Records excerpted from a collection:
## start

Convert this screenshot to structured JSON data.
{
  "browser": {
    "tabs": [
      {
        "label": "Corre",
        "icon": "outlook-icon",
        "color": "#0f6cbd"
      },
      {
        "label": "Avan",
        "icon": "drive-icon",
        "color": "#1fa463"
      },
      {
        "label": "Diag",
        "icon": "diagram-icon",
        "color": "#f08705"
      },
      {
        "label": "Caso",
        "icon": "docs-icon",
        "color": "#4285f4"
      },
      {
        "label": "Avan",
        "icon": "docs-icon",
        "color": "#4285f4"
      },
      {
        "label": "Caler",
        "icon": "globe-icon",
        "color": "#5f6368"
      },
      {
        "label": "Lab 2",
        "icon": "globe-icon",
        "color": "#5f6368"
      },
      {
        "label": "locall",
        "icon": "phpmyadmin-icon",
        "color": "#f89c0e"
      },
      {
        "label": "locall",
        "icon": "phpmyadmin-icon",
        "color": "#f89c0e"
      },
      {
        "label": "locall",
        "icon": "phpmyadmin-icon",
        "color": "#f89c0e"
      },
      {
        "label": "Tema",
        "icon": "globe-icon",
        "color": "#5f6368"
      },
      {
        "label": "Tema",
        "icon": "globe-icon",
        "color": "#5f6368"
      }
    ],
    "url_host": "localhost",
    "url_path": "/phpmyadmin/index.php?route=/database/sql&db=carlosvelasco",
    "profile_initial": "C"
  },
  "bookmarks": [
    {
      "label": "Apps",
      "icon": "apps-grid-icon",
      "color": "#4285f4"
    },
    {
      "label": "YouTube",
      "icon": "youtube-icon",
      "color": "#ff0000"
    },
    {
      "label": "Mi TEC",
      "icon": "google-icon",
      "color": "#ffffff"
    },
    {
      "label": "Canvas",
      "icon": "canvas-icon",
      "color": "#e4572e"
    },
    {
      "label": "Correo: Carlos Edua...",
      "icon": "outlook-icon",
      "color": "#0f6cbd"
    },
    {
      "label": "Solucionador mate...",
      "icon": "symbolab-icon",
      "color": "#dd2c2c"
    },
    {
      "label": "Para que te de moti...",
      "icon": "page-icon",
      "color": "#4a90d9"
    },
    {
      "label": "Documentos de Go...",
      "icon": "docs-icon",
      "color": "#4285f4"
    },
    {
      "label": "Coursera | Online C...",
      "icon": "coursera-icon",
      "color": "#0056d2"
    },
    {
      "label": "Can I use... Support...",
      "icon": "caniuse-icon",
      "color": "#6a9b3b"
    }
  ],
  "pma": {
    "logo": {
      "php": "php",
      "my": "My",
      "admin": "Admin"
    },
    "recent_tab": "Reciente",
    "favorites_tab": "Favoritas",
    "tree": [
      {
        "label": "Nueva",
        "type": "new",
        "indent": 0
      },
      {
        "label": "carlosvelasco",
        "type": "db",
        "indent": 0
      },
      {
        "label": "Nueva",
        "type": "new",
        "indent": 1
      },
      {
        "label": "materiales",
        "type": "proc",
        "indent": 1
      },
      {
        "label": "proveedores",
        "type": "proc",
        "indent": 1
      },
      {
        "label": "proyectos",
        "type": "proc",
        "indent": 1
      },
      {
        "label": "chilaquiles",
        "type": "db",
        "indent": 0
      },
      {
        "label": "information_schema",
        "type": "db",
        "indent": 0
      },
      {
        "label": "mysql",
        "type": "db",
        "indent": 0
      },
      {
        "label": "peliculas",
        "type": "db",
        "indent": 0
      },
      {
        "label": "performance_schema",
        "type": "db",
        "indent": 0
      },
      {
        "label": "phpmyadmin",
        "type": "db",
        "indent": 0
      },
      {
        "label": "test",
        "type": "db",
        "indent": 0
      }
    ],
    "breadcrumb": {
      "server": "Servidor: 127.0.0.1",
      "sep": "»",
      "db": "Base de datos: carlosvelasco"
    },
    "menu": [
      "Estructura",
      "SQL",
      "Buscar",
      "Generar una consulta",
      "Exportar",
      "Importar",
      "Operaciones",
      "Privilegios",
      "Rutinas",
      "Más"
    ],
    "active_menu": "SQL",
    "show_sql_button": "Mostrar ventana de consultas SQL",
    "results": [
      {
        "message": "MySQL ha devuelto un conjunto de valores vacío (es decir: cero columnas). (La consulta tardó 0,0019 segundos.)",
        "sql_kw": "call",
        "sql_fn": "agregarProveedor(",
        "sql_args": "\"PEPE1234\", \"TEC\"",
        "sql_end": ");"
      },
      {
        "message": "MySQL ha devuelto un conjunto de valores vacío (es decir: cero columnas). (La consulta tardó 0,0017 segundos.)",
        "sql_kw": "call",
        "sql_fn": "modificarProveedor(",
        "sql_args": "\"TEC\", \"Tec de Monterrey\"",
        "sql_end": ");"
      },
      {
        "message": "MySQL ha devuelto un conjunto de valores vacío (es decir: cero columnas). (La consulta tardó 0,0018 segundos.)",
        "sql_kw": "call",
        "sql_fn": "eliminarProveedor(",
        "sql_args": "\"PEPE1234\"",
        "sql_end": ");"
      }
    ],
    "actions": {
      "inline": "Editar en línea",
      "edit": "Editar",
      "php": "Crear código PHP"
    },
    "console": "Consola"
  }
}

## end

§ **DIRECTION**: Print the listing above in full, exactly as it is.

§ **ANSWER TO THE TASK**:
Convert this screenshot to structured JSON data.
{
  "browser": {
    "tabs": [
      {
        "label": "Corre",
        "icon": "outlook-icon",
        "color": "#0f6cbd"
      },
      {
        "label": "Avan",
        "icon": "drive-icon",
        "color": "#1fa463"
      },
      {
        "label": "Diag",
        "icon": "diagram-icon",
        "color": "#f08705"
      },
      {
        "label": "Caso",
        "icon": "docs-icon",
        "color": "#4285f4"
      },
      {
        "label": "Avan",
        "icon": "docs-icon",
        "color": "#4285f4"
      },
      {
        "label": "Caler",
        "icon": "globe-icon",
        "color": "#5f6368"
      },
      {
        "label": "Lab 2",
        "icon": "globe-icon",
        "color": "#5f6368"
      },
      {
        "label": "locall",
        "icon": "phpmyadmin-icon",
        "color": "#f89c0e"
      },
      {
        "label": "locall",
        "icon": "phpmyadmin-icon",
        "color": "#f89c0e"
      },
      {
        "label": "locall",
        "icon": "phpmyadmin-icon",
        "color": "#f89c0e"
      },
      {
        "label": "Tema",
        "icon": "globe-icon",
        "color": "#5f6368"
      },
      {
        "label": "Tema",
        "icon": "globe-icon",
        "color": "#5f6368"
      }
    ],
    "url_host": "localhost",
    "url_path": "/phpmyadmin/index.php?route=/database/sql&db=carlosvelasco",
    "profile_initial": "C"
  },
  "bookmarks": [
    {
      "label": "Apps",
      "icon": "apps-grid-icon",
      "color": "#4285f4"
    },
    {
      "label": "YouTube",
      "icon": "youtube-icon",
      "color": "#ff0000"
    },
    {
      "label": "Mi TEC",
      "icon": "google-icon",
      "color": "#ffffff"
    },
    {
      "label": "Canvas",
      "icon": "canvas-icon",
      "color": "#e4572e"
    },
    {
      "label": "Correo: Carlos Edua...",
      "icon": "outlook-icon",
      "color": "#0f6cbd"
    },
    {
      "label": "Solucionador mate...",
      "icon": "symbolab-icon",
      "color": "#dd2c2c"
    },
    {
      "label": "Para que te de moti...",
      "icon": "page-icon",
      "color": "#4a90d9"
    },
    {
      "label": "Documentos de Go...",
      "icon": "docs-icon",
      "color": "#4285f4"
    },
    {
      "label": "Coursera | Online C...",
      "icon": "coursera-icon",
      "color": "#0056d2"
    },
    {
      "label": "Can I use... Support...",
      "icon": "caniuse-icon",
      "color": "#6a9b3b"
    }
  ],
  "pma": {
    "logo": {
      "php": "php",
      "my": "My",
      "admin": "Admin"
    },
    "recent_tab": "Reciente",
    "favorites_tab": "Favoritas",
    "tree": [
      {
        "label": "Nueva",
        "type": "new",
        "indent": 0
      },
      {
        "label": "carlosvelasco",
        "type": "db",
        "indent": 0
      },
      {
        "label": "Nueva",
        "type": "new",
        "indent": 1
      },
      {
        "label": "materiales",
        "type": "proc",
        "indent": 1
      },
      {
        "label": "proveedores",
        "type": "proc",
        "indent": 1
      },
      {
        "label": "proyectos",
        "type": "proc",
        "indent": 1
      },
      {
        "label": "chilaquiles",
        "type": "db",
        "indent": 0
      },
      {
        "label": "information_schema",
        "type": "db",
        "indent": 0
      },
      {
        "label": "mysql",
        "type": "db",
        "indent": 0
      },
      {
        "label": "peliculas",
        "type": "db",
        "indent": 0
      },
      {
        "label": "performance_schema",
        "type": "db",
        "indent": 0
      },
      {
        "label": "phpmyadmin",
        "type": "db",
        "indent": 0
      },
      {
        "label": "test",
        "type": "db",
        "indent": 0
      }
    ],
    "breadcrumb": {
      "server": "Servidor: 127.0.0.1",
      "sep": "»",
      "db": "Base de datos: carlosvelasco"
    },
    "menu": [
      "Estructura",
      "SQL",
      "Buscar",
      "Generar una consulta",
      "Exportar",
      "Importar",
      "Operaciones",
      "Privilegios",
      "Rutinas",
      "Más"
    ],
    "active_menu": "SQL",
    "show_sql_button": "Mostrar ventana de consultas SQL",
    "results": [
      {
        "message": "MySQL ha devuelto un conjunto de valores vacío (es decir: cero columnas). (La consulta tardó 0,0019 segundos.)",
        "sql_kw": "call",
        "sql_fn": "agregarProveedor(",
        "sql_args": "\"PEPE1234\", \"TEC\"",
        "sql_end": ");"
      },
      {
        "message": "MySQL ha devuelto un conjunto de valores vacío (es decir: cero columnas). (La consulta tardó 0,0017 segundos.)",
        "sql_kw": "call",
        "sql_fn": "modificarProveedor(",
        "sql_args": "\"TEC\", \"Tec de Monterrey\"",
        "sql_end": ");"
      },
      {
        "message": "MySQL ha devuelto un conjunto de valores vacío (es decir: cero columnas). (La consulta tardó 0,0018 segundos.)",
        "sql_kw": "call",
        "sql_fn": "eliminarProveedor(",
        "sql_args": "\"PEPE1234\"",
        "sql_end": ");"
      }
    ],
    "actions": {
      "inline": "Editar en línea",
      "edit": "Editar",
      "php": "Crear código PHP"
    },
    "console": "Consola"
  }
}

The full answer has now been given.